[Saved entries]
--

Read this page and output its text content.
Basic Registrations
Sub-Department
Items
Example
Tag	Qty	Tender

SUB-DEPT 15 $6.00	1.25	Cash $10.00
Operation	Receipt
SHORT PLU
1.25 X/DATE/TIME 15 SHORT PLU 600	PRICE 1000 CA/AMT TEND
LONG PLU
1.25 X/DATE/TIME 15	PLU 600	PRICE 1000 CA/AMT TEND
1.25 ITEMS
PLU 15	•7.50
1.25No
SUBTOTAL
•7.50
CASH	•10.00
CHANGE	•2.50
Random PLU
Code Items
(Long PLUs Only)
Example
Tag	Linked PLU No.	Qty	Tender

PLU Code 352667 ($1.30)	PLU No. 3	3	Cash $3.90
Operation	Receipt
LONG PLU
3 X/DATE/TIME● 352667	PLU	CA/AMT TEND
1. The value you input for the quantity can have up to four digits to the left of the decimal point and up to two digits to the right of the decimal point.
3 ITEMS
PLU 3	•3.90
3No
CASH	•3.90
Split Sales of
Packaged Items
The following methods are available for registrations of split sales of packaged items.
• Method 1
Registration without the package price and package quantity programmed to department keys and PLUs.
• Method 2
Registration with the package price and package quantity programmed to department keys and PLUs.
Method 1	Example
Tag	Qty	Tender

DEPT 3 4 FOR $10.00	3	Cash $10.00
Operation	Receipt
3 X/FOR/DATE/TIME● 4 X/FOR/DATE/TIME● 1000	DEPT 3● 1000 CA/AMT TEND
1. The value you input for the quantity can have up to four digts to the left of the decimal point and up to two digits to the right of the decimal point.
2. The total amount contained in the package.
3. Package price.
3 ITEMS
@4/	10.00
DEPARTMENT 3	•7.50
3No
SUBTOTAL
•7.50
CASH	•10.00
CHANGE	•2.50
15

--

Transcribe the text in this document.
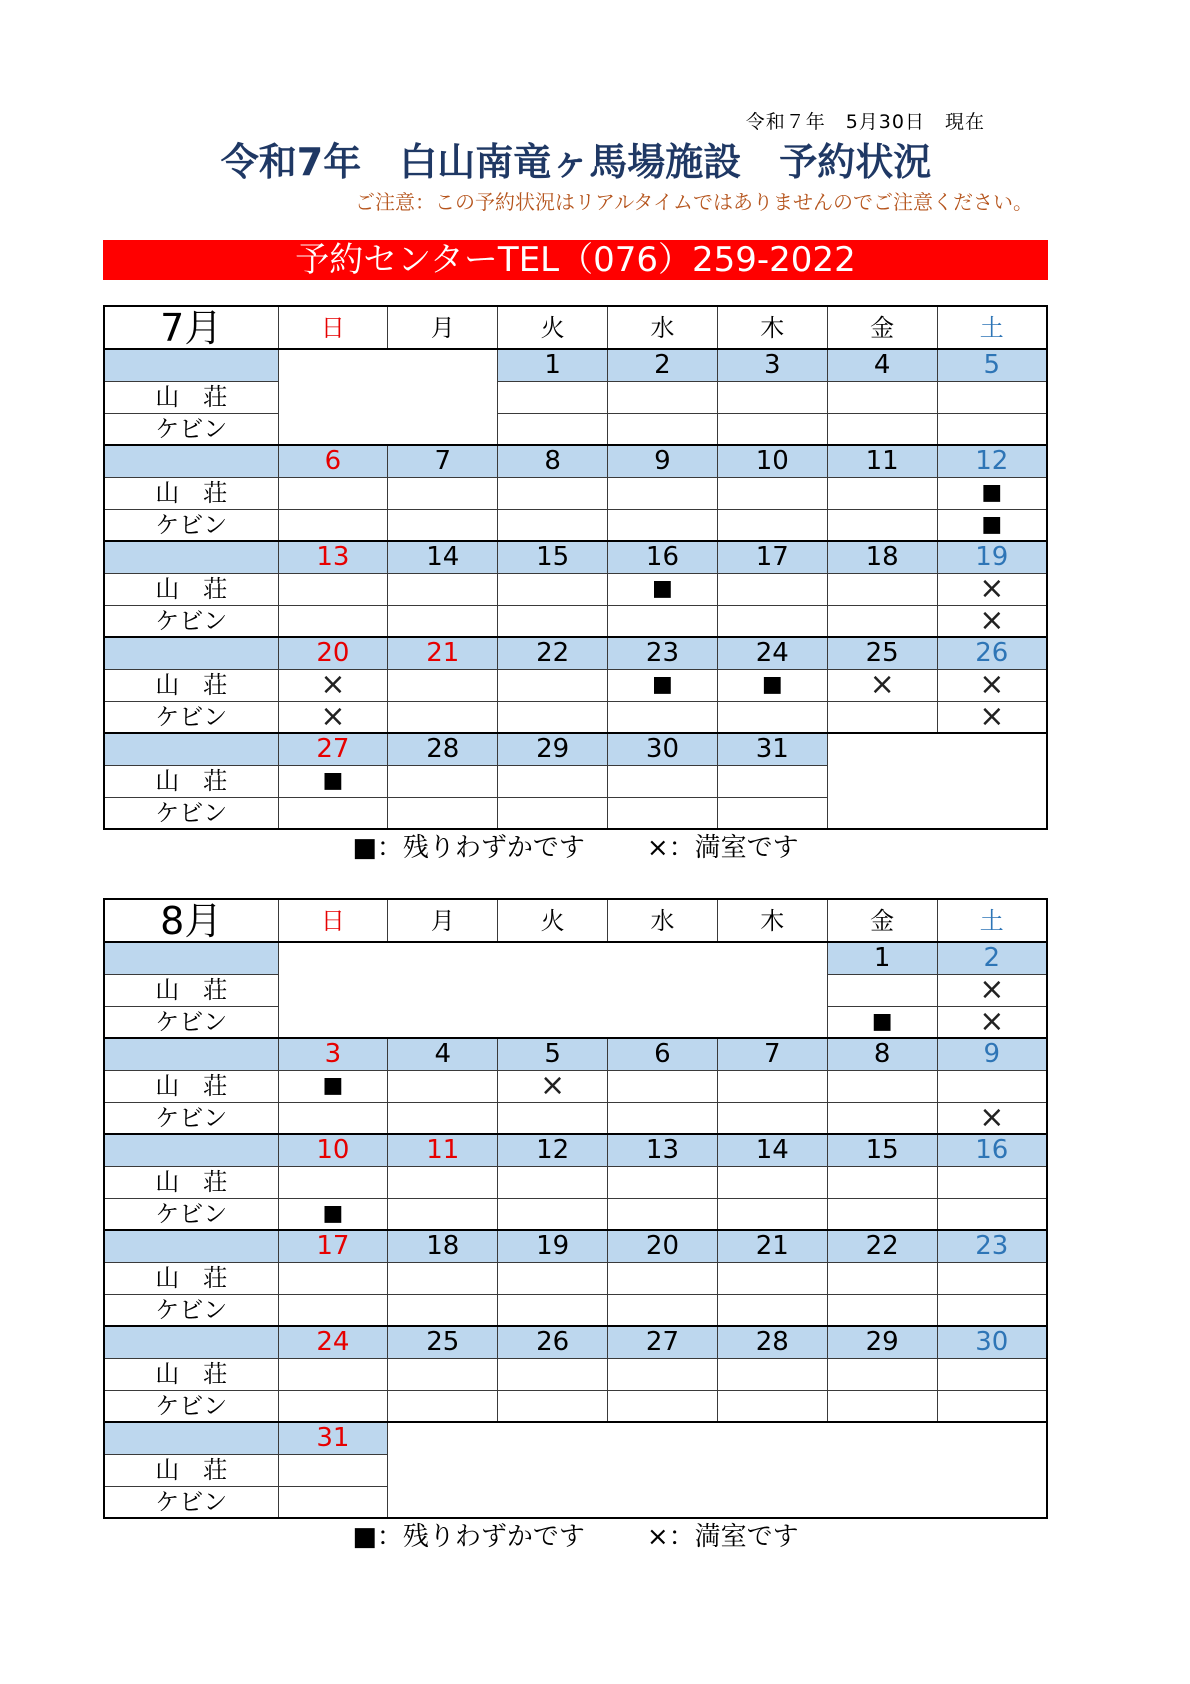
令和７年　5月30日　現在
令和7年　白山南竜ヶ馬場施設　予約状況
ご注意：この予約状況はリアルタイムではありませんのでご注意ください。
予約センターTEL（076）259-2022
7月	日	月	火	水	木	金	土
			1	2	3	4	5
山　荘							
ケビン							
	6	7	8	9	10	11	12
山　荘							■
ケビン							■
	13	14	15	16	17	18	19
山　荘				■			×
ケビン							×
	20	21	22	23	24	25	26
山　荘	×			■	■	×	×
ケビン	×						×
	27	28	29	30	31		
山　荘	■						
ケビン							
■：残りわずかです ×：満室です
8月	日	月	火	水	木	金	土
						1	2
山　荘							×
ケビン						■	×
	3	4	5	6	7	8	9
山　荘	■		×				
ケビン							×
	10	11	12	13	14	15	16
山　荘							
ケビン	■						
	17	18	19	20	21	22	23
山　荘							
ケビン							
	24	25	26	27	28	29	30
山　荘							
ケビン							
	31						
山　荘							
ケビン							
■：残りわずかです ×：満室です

--

Exercise: Going through the entries above, tally each line that has the word "point". Answer with the number only.

Response to this task: 2